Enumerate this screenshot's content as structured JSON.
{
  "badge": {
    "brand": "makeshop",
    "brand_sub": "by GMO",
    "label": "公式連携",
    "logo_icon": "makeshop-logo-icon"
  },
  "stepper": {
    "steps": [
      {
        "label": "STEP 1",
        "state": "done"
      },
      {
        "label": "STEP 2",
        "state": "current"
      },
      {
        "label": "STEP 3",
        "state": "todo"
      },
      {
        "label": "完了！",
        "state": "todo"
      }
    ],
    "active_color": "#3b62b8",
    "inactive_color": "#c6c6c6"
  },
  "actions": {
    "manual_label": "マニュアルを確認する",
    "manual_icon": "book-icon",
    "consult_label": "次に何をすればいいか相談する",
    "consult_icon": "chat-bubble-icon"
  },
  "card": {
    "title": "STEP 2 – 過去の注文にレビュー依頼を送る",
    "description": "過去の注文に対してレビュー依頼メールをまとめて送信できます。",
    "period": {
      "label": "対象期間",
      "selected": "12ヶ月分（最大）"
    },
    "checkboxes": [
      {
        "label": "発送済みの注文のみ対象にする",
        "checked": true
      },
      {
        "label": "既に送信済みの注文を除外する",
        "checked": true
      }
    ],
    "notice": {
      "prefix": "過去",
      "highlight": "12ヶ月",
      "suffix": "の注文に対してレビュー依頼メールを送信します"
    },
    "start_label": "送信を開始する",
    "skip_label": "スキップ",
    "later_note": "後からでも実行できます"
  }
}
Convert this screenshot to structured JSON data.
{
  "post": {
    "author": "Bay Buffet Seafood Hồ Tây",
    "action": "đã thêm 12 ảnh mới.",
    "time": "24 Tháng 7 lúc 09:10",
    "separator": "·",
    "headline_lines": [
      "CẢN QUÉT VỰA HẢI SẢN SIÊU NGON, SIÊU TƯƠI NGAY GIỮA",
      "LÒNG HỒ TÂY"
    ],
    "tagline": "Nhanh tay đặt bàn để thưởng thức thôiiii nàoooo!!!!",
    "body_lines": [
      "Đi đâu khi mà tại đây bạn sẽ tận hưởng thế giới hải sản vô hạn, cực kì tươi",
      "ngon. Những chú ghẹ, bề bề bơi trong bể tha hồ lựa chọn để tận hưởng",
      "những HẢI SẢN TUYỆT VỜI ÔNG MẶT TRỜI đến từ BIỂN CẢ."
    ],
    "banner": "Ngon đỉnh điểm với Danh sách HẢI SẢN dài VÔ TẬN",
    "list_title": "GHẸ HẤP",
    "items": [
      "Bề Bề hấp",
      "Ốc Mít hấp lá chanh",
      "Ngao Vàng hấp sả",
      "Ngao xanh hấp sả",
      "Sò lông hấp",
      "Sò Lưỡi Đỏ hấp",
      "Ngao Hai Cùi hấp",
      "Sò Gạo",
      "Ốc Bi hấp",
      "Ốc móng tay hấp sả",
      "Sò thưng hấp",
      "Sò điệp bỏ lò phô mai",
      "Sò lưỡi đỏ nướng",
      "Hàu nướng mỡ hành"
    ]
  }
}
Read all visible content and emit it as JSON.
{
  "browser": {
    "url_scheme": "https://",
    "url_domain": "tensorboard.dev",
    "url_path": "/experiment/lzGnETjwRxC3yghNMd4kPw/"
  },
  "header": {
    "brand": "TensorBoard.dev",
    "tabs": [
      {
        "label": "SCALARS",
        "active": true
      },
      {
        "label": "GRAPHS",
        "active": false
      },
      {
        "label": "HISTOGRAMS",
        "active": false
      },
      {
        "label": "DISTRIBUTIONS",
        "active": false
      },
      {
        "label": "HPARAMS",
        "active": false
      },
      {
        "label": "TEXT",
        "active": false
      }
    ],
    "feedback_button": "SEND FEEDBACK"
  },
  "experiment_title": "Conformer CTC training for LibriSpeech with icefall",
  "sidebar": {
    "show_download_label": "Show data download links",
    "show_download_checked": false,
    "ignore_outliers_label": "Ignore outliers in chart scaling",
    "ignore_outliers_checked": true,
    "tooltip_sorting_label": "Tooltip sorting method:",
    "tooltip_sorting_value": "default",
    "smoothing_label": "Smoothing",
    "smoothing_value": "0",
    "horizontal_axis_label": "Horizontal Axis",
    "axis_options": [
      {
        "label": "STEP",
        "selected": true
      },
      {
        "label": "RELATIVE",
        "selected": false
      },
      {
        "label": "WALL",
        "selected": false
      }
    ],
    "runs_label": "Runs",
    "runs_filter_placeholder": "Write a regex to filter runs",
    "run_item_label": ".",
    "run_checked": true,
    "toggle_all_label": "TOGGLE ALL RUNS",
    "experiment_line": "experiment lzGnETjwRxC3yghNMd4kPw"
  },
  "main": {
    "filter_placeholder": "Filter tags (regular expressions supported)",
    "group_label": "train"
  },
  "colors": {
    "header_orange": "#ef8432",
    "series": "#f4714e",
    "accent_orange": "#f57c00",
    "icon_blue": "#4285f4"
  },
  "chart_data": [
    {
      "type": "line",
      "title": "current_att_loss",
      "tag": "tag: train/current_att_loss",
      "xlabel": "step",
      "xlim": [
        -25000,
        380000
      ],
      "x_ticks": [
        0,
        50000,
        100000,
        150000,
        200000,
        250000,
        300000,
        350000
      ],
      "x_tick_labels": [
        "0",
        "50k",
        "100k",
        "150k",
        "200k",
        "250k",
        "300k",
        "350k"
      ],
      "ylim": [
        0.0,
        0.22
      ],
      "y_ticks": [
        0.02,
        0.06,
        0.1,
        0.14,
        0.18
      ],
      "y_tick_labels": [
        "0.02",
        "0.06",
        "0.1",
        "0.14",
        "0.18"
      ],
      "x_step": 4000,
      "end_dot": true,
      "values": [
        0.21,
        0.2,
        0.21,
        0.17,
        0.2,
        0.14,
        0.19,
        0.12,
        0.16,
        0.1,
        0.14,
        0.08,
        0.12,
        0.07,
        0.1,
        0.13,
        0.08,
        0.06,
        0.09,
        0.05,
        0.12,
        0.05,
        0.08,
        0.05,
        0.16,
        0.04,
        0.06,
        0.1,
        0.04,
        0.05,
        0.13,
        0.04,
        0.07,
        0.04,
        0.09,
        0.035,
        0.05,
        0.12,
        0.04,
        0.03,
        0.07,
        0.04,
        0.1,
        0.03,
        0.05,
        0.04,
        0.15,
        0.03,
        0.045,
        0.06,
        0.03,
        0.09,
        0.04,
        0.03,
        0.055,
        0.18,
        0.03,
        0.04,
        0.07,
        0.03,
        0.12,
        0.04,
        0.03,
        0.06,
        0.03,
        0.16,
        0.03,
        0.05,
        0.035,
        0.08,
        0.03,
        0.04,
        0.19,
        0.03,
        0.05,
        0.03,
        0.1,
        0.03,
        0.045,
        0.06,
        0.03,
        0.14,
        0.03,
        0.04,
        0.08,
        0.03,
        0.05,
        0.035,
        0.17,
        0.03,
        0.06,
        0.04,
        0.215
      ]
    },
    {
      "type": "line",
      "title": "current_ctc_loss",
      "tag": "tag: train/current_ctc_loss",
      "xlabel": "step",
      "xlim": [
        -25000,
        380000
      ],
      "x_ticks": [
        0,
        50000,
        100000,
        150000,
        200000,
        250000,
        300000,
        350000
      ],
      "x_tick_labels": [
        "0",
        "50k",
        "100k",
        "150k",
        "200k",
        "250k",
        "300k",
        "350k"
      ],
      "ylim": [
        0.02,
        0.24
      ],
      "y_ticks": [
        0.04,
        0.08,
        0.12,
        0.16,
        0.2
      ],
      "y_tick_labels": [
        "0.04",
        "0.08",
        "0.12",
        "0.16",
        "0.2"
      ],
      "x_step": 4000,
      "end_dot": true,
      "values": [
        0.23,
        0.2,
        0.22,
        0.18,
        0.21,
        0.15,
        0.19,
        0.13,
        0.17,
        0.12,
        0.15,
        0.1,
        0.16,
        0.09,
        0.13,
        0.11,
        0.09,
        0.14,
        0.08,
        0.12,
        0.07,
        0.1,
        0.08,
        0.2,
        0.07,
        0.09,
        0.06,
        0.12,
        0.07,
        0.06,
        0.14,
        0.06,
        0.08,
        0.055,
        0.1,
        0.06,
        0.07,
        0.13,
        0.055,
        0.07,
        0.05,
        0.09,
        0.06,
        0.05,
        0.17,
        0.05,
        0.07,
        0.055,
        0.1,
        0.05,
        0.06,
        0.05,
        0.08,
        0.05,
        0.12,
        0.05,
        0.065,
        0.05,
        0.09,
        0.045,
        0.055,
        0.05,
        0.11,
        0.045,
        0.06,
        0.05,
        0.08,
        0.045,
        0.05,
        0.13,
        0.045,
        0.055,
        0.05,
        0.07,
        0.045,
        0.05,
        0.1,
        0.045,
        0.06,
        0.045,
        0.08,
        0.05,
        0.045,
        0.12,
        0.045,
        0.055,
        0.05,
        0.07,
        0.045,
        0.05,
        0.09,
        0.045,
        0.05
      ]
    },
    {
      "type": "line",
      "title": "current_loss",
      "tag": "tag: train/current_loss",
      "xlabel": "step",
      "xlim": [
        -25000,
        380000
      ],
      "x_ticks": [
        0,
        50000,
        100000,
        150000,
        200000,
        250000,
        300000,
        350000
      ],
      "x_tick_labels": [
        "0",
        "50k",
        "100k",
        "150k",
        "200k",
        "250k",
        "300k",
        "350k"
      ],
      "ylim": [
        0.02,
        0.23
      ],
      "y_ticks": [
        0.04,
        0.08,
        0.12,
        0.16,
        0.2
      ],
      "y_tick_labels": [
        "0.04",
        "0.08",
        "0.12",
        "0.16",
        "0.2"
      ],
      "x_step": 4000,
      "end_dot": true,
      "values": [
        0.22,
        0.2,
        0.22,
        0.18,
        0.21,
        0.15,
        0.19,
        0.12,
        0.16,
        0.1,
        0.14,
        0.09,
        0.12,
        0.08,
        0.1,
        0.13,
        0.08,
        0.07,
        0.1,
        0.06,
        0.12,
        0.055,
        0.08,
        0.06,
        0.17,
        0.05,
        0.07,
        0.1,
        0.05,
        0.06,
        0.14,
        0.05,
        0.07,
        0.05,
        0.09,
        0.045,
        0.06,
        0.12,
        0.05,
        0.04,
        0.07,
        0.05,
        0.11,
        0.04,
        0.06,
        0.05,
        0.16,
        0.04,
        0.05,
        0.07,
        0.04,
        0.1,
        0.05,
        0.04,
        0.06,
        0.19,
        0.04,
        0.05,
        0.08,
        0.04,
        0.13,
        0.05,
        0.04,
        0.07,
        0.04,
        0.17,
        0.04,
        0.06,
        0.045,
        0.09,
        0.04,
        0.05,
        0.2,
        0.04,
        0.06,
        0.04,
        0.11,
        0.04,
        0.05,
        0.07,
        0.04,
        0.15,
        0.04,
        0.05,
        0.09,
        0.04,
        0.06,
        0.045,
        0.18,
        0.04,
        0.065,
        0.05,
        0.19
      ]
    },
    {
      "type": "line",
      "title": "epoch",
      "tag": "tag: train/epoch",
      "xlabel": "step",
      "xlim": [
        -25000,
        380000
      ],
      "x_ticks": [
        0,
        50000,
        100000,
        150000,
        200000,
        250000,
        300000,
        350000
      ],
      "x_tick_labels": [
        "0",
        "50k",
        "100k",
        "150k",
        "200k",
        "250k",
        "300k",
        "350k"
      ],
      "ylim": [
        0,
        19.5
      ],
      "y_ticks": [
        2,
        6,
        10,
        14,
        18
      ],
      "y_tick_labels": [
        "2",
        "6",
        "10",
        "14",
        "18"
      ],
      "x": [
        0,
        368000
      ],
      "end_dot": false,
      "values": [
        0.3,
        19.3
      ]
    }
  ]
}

Aim: Copy every line above that includes the string "this".

Response to the task:
Enumerate this screenshot's content as structured JSON.
Convert this screenshot to structured JSON data.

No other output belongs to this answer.